→ **Texto fuente**:
===
Y Serrano Súñer se dio, por fin, cuenta de que había cosas de las que no tenía ni puta idea
Cuando Franco decidió mutar en Franco


Antes de seguir con el relato que hemos dejado parado en la nota del Ministerio de Asuntos Exteriores anunciando un acuerdo entre España y el Vaticano, hagamos una digresión. La digresión de un nihilista ideológico.

Como nihilista ideológico que soy, contemplo a las personas que creen en algo en política con una mezcla de curiosidad y conciencia de que nunca les entenderé. Con todos mis respetos hacia las personas que creen en ideologías, mi opinión particular es que, en todos los casos, parten de un supuesto erróneo y, claro, si el primer axioma de su geometría es falso, ya todo el resto del edificio es algo complicadillo de creer. Ese primer axioma es que el gobernante trabaja para el bien común. Esto no es cierto. Como no es cierto que Francisquito trabaje por las almas de los hombres; trabaja por la pasta; exactamente igual que el gobernante trabaja por ese tipo especial de pasta que es el poder. Para mí, la persona que admira a la mayoría de los gobernantes es como ese Calogero de A Brooklyn Tale de quien se ríe Chazz Palminteri por admirar a un tipo, el beisbolista Michey Mantle, que ni le conoce ni jamás hará nada por él. 

A los gobernantes todo lo que les interesa es mantenerse en el poder. Por eso es tan interesante estudiar a Francisco Franco, en lugar de contemplarlo a través de una historiografía de puzzle de los Pitufos. Es la persona, nos guste o no, que más ha perfeccionado, en el siglo XX, esa táctica que todo político aspira a perfeccionar; sólo Jordi Pujol está en condiciones de discutirle el liderazgo. Franco, que decía que no se metía en política, quintaesencia al político moderno, que cada movimiento que hace, incluso la decisión de desayunar una ciruela o una tostada, está presidido por el principio mayor de conseguir apoyos para permanecer.
===
→ **Datos de entrada**:
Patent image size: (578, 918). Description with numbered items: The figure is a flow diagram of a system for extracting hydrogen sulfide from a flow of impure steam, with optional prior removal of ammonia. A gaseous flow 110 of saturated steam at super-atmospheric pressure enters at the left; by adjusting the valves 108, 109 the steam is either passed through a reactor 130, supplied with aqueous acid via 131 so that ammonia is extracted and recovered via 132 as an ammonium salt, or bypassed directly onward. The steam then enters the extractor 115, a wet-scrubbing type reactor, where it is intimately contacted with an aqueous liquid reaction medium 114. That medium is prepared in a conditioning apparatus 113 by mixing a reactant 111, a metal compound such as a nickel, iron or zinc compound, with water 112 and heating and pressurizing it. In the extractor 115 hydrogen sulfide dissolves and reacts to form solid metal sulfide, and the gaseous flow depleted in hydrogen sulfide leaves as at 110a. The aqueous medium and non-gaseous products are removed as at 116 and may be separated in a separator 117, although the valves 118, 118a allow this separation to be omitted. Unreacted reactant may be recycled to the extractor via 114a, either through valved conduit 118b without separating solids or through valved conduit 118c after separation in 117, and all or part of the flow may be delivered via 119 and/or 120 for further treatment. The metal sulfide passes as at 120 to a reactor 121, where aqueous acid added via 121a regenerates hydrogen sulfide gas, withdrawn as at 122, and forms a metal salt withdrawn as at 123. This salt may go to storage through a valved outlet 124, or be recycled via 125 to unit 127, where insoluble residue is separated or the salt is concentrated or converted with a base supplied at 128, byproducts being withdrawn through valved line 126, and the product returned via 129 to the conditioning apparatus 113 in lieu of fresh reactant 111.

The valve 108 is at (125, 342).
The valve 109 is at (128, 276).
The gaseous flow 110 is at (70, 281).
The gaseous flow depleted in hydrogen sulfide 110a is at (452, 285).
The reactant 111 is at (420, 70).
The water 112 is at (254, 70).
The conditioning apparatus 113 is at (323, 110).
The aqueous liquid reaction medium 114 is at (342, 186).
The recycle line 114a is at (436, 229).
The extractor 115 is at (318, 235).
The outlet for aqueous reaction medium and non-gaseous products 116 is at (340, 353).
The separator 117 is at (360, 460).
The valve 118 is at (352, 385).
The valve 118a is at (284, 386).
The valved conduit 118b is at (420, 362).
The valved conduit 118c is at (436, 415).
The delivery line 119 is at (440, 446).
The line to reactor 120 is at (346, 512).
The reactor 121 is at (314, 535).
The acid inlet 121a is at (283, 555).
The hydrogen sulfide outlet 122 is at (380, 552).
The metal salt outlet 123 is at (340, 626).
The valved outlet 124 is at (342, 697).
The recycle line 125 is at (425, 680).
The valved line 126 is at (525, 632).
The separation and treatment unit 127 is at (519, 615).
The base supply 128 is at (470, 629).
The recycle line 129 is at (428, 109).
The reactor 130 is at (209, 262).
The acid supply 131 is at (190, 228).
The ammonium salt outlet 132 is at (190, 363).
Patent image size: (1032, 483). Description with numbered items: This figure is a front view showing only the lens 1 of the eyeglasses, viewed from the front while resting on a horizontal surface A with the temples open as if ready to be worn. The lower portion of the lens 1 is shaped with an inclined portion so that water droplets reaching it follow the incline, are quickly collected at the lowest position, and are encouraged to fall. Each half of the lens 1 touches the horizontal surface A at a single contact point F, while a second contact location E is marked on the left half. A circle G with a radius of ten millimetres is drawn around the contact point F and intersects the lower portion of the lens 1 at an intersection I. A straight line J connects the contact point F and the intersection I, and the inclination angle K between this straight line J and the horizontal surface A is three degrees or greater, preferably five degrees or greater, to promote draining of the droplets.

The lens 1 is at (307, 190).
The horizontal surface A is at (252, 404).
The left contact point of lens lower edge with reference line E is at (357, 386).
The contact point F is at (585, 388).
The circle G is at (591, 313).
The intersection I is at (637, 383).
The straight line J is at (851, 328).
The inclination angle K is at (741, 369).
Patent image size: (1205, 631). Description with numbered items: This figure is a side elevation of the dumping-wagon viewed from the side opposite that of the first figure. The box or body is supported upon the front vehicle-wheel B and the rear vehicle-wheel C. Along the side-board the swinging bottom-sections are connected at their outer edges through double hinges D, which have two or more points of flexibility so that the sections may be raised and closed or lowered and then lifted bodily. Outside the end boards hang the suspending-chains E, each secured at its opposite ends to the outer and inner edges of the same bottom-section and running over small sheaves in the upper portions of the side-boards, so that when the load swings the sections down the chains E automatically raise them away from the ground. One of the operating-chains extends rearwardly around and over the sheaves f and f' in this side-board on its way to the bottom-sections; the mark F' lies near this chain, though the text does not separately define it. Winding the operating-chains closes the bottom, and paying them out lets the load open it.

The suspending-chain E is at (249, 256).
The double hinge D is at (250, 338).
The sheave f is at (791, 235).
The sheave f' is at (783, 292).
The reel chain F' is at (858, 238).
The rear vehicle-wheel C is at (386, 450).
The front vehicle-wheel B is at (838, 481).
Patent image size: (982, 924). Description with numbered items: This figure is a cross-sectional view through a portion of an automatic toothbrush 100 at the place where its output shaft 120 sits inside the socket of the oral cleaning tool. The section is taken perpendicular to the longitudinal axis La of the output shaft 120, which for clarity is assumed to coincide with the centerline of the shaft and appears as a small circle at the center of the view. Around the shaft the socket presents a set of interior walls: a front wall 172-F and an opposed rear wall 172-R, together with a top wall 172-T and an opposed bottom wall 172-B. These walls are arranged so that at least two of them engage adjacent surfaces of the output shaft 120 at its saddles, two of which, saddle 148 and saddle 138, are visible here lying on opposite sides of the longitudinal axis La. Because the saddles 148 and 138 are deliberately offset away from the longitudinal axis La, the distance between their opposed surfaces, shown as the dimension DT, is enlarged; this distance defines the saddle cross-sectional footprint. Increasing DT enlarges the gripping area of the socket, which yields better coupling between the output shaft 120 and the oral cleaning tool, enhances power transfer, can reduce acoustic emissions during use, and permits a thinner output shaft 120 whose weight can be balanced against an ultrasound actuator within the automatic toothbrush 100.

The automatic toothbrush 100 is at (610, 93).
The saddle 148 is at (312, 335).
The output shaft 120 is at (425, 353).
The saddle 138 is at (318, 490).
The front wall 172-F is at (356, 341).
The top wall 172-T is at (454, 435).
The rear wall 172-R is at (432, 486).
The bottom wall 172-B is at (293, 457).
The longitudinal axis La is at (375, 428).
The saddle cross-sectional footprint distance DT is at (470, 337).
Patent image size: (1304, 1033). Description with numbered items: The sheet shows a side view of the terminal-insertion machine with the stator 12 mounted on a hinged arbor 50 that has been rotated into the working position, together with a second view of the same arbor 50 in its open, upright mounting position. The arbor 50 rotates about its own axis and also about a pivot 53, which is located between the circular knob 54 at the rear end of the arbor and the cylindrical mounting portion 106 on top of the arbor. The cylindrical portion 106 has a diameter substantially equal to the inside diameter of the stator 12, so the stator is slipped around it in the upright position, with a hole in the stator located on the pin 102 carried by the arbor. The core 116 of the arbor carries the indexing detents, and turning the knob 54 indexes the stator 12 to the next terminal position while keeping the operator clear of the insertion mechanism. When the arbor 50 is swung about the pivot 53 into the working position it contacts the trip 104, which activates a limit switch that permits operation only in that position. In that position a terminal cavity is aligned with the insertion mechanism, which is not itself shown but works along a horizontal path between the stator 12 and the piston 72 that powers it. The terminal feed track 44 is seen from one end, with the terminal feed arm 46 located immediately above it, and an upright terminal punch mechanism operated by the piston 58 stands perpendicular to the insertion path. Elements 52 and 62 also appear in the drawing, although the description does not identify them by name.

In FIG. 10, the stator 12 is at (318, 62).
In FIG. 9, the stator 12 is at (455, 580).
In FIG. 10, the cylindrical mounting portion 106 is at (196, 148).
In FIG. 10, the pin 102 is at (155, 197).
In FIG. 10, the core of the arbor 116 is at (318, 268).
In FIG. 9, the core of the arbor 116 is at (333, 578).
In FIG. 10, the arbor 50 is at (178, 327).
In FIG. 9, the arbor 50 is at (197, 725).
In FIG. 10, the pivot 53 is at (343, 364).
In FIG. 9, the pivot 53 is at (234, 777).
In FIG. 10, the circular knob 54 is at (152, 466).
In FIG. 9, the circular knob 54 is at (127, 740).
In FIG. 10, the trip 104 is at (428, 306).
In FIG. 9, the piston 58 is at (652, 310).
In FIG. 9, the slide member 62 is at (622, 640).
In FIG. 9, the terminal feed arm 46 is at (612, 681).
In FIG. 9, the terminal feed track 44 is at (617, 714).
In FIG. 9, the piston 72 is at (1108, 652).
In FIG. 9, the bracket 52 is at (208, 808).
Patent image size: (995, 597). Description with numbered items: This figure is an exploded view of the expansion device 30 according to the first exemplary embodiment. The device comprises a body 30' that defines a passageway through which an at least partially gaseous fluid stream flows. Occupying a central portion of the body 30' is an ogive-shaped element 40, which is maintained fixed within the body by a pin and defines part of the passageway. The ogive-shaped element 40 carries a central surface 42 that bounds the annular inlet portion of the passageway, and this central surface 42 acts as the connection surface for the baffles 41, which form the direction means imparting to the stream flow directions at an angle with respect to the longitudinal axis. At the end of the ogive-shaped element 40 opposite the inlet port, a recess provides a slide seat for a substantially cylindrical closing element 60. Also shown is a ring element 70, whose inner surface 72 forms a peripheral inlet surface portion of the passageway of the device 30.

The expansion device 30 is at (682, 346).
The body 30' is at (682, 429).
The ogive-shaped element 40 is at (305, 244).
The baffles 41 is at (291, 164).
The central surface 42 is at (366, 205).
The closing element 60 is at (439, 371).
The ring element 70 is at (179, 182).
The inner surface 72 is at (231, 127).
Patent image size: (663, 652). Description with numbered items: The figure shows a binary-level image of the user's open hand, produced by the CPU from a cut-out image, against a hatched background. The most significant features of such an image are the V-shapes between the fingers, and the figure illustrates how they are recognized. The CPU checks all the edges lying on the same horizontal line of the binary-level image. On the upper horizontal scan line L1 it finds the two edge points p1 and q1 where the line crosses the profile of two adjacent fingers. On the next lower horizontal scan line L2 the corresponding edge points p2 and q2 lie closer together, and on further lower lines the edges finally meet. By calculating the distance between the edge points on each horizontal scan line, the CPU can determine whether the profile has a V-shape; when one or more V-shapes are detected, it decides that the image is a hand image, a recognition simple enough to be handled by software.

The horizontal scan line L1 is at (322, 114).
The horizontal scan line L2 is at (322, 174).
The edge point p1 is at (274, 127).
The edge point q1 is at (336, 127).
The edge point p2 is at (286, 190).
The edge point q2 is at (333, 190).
===
→ **Instrucciones**:
[A] ¿Puedes reproducir tal cual unas líneas de los registros, empezando por la que contiene "Patent image size: (1032, 483)." y terminando después de la que contiene "The inclination angle K is at (741, 369)."?
[B] ¿Podrías continuar el texto sobre Franco y el poder a partir de su última frase?
El texto y los registros proceden de fuentes distintas.

→ **Respuestas por tarea**:
[A]
Patent image size: (1032, 483). Description with numbered items: This figure is a front view showing only the lens 1 of the eyeglasses, viewed from the front while resting on a horizontal surface A with the temples open as if ready to be worn. The lower portion of the lens 1 is shaped with an inclined portion so that water droplets reaching it follow the incline, are quickly collected at the lowest position, and are encouraged to fall. Each half of the lens 1 touches the horizontal surface A at a single contact point F, while a second contact location E is marked on the left half. A circle G with a radius of ten millimetres is drawn around the contact point F and intersects the lower portion of the lens 1 at an intersection I. A straight line J connects the contact point F and the intersection I, and the inclination angle K between this straight line J and the horizontal surface A is three degrees or greater, preferably five degrees or greater, to promote draining of the droplets.

The lens 1 is at (307, 190).
The horizontal surface A is at (252, 404).
The left contact point of lens lower edge with reference line E is at (357, 386).
The contact point F is at (585, 388).
The circle G is at (591, 313).
The intersection I is at (637, 383).
The straight line J is at (851, 328).
The inclination angle K is at (741, 369).

[B]
Es muy importante entender esto por dos razones. La presente es que no entenderlo provoca que uno luego se lleve disgustos provocados por la famosa frase "Yo no voté a [Político] para que [Política]". Creo que es mucho más sano darse cuenta de que el político concibe tu voto como un poder notarial, no como un compromiso. La segunda razón es que, entonces, la Historia no se puede entender (que es lo que le pasa, sin ir más lejos, a la mayor parte de los licenciados en Historia). ¿Cómo se va a entender la Historia si se cree que sus actores están haciendo lo que no están haciendo y, consecuentemente, no están haciendo lo que se supone que están haciendo? 

Ramón Serrano Súñer estaba jugando un juego muy peligroso. No era del todo tonto, aunque sí le faltaba mentalidad estratégica, y tenía mucha información. Serrano no quería exactamente echar a Franco; pero quería sanjurjearlo, esto es, convertirlo en el Brazo Incorrupto de la Salvación de España para que se pasease por el Consejo Nacional del Movimiento, las Academias, las Iglesias y la inauguración del año judicial haciendo discursos sobre la idiosincrasia de la nación española, sobre las esencias inmanentes de un pueblo reunido en haz de progreso, sobre la luminaria de la religión católica que aún seguía brillando en el horizonte español, borrando las protervas sombras de la conspiración judeomasónica internacional; sobre ese tipo de cosas. Para poder llevar a cabo sus planes encontró al nazismo; pero si el punto del derecho y del revés hubiese tenido las mismas posibilidades, igual se habría comprado unas agujas de tricotar y se habría dedicado a tejer bufandas.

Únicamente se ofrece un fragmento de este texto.